Everything from the line holding "Serialize everything readable" to the end of the listing below should be copied exactly, line for line, minus the pictures.

** START Record extracts **

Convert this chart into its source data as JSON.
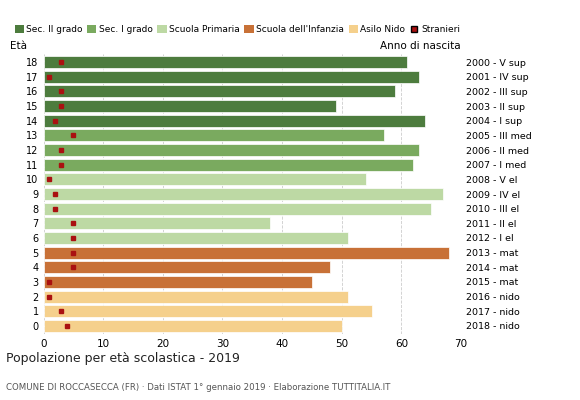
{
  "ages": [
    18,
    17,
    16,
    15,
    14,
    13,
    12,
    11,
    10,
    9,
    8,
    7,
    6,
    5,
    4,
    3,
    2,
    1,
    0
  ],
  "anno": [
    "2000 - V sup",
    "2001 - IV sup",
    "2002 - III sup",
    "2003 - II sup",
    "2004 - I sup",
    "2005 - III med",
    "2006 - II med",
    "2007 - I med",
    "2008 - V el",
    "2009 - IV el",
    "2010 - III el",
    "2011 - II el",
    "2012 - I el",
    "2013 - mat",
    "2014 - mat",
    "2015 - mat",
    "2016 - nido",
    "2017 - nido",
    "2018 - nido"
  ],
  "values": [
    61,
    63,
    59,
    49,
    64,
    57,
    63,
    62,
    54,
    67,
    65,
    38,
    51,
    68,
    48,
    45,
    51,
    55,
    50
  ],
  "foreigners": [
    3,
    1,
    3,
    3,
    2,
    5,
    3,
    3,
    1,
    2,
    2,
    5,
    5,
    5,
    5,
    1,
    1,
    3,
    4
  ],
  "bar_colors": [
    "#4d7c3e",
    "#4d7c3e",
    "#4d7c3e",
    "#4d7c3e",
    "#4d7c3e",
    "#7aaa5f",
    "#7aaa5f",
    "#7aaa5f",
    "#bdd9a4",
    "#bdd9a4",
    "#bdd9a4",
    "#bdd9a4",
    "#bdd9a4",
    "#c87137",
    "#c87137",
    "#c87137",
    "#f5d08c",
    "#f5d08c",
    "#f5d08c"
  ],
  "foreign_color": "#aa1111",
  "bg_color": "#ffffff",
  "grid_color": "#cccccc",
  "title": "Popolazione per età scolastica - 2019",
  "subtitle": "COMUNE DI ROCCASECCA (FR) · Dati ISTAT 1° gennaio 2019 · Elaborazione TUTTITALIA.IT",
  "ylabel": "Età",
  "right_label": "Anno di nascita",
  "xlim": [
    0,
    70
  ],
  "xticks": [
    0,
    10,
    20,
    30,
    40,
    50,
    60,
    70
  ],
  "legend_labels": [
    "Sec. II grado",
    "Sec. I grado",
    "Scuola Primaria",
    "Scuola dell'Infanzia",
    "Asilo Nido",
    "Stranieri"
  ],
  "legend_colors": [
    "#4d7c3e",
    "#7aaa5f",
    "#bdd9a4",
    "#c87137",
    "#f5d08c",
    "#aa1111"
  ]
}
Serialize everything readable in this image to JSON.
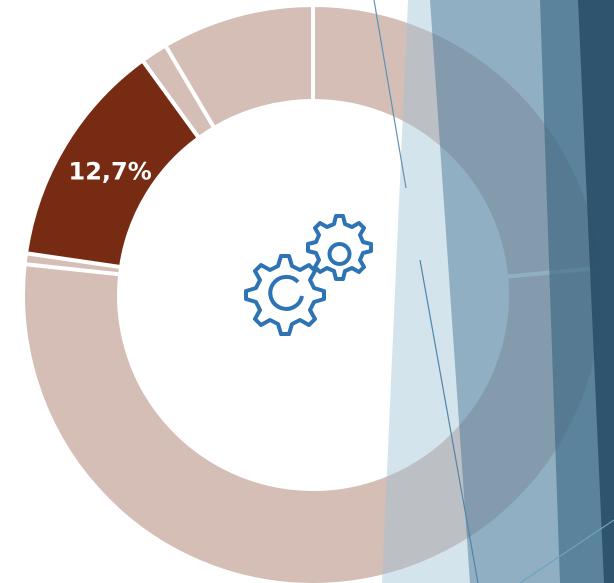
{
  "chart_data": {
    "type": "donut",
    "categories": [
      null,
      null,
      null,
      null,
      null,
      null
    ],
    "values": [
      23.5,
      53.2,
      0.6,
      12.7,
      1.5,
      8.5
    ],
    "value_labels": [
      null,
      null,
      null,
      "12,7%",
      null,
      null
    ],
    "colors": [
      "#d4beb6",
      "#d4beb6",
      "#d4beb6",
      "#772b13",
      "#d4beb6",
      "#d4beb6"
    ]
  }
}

** END Record extracts **

**Exercise solution:**
Serialize everything readable in this image to JSON.
{
  "chart_data": {
    "type": "donut",
    "categories": [
      null,
      null,
      null,
      null,
      null,
      null
    ],
    "values": [
      23.5,
      53.2,
      0.6,
      12.7,
      1.5,
      8.5
    ],
    "value_labels": [
      null,
      null,
      null,
      "12,7%",
      null,
      null
    ],
    "colors": [
      "#d4beb6",
      "#d4beb6",
      "#d4beb6",
      "#772b13",
      "#d4beb6",
      "#d4beb6"
    ]
  }
}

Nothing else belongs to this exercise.